* [Requirements]: Only the lines from the line containing "Convert this screenshot" to the line containing "What's the underlying", with both of those lines, are to be repeated exactly. Leave the images out.

* [Data supplied]:
** begin **

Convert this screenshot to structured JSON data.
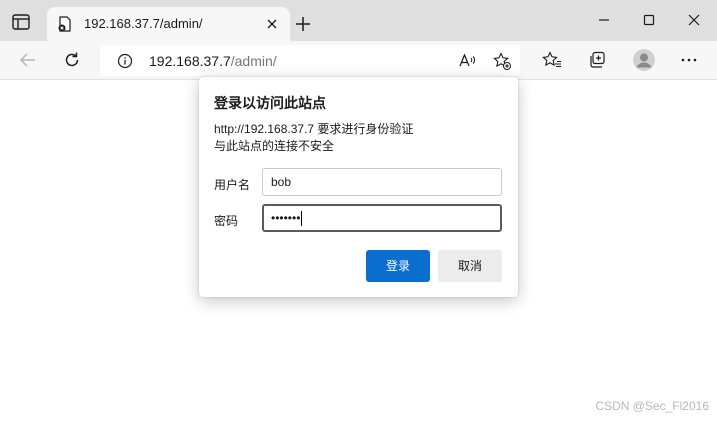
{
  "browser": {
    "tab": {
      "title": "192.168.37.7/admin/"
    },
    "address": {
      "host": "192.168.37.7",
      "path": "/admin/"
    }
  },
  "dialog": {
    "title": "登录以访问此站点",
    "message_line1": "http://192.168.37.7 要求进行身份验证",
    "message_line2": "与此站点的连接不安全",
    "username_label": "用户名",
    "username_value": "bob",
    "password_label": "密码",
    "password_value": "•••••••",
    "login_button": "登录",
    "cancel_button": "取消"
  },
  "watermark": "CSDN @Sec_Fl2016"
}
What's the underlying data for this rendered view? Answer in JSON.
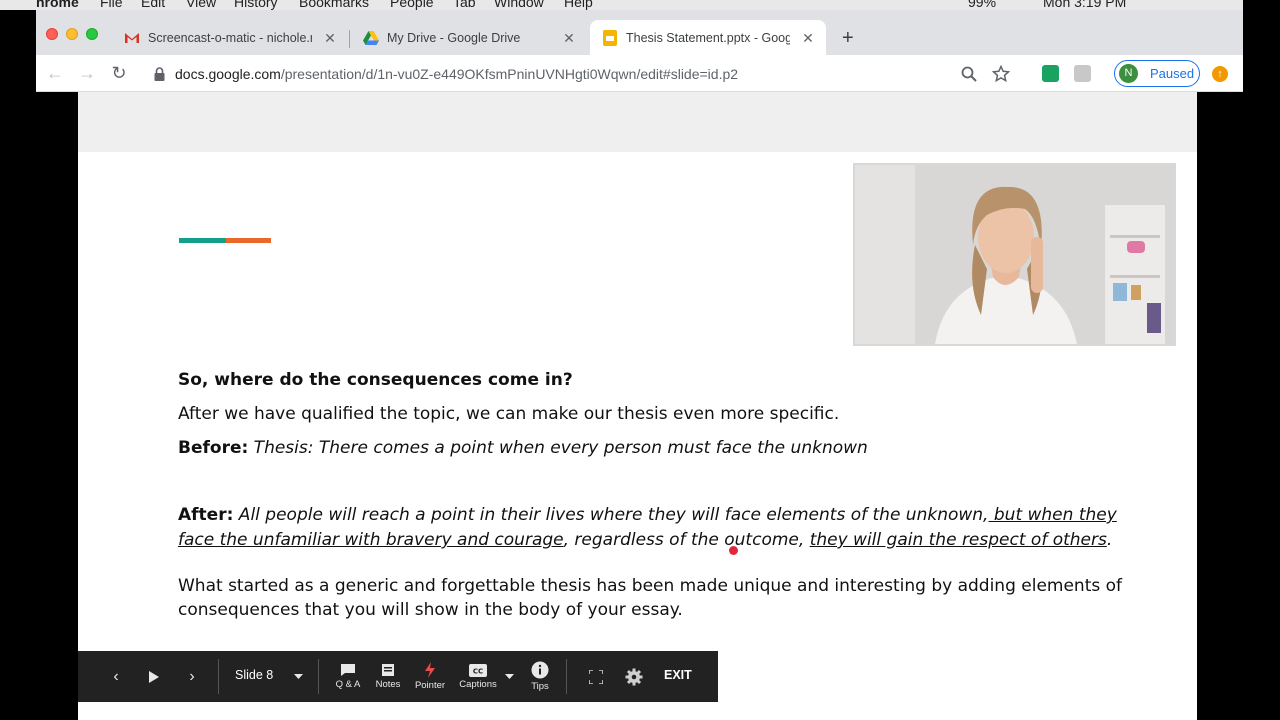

** end **
** begin **

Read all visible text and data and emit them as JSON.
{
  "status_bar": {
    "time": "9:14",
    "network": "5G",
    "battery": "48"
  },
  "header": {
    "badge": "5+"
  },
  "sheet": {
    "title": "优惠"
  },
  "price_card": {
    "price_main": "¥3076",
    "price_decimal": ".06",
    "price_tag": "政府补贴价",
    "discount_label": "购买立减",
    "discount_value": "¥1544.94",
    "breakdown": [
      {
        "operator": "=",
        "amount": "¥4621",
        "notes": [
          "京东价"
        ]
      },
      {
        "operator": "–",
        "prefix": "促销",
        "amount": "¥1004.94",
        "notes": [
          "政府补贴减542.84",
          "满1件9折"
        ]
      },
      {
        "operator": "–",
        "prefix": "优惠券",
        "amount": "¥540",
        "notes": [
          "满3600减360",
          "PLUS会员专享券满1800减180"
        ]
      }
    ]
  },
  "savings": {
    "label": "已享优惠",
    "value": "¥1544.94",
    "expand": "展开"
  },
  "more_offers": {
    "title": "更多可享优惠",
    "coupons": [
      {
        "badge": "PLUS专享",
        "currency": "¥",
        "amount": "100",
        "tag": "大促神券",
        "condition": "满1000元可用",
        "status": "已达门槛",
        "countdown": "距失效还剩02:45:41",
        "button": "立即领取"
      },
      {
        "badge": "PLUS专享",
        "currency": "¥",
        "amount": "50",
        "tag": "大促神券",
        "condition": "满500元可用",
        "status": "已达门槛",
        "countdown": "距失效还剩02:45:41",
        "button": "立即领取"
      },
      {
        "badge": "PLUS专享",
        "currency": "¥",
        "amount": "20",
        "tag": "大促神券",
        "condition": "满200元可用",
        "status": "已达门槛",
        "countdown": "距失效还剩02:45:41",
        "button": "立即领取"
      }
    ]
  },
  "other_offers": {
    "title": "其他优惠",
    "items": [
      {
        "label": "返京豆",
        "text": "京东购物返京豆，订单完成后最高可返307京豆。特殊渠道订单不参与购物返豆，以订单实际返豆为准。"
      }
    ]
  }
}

** end **
** begin **

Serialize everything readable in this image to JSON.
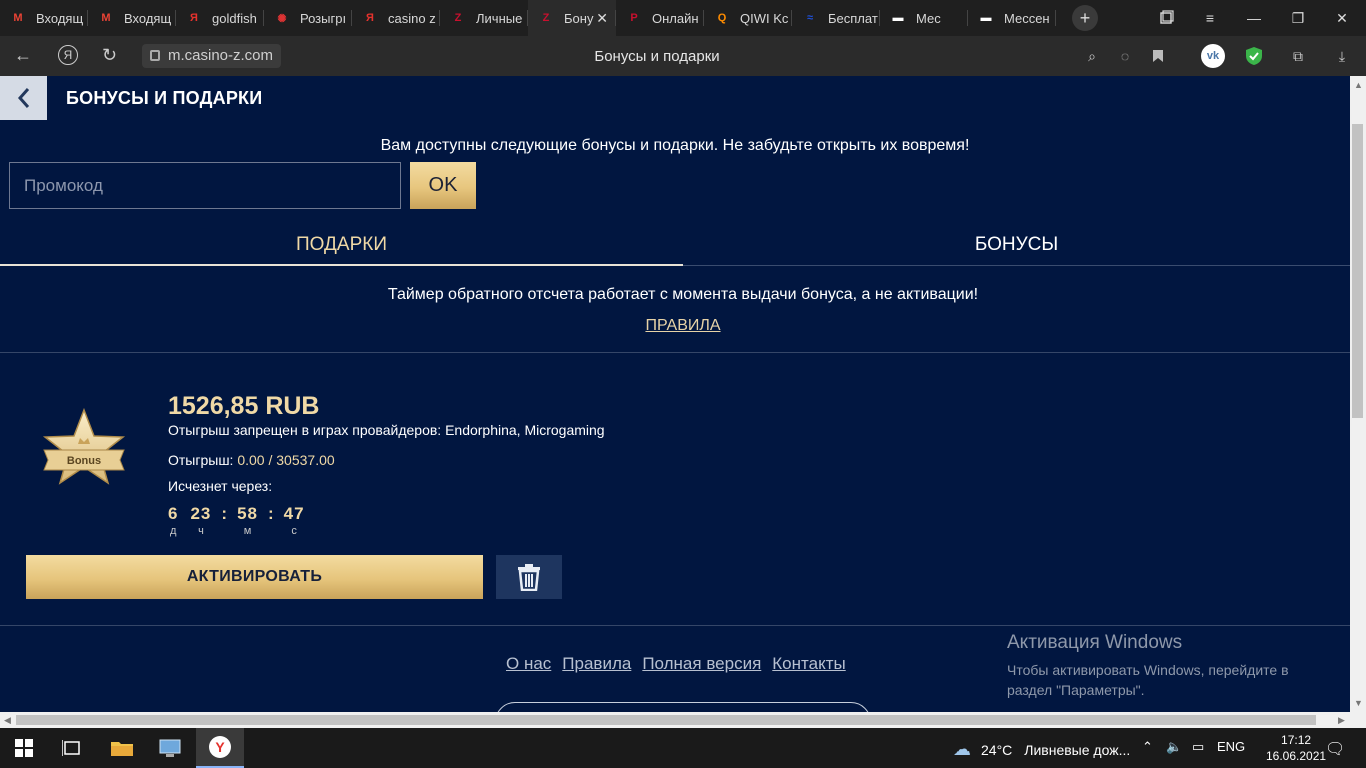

** end **

* [Finished answer]:
Convert this screenshot to structured JSON data.
{
  "browser": {
    "tab": {
      "title": "192.168.37.7/admin/"
    },
    "address": {
      "host": "192.168.37.7",
      "path": "/admin/"
    }
  },
  "dialog": {
    "title": "登录以访问此站点",
    "message_line1": "http://192.168.37.7 要求进行身份验证",
    "message_line2": "与此站点的连接不安全",
    "username_label": "用户名",
    "username_value": "bob",
    "password_label": "密码",
    "password_value": "•••••••",
    "login_button": "登录",
    "cancel_button": "取消"
  },
  "watermark": "CSDN @Sec_Fl2016"
}
What's the underlying data for this rendered view? Answer in JSON.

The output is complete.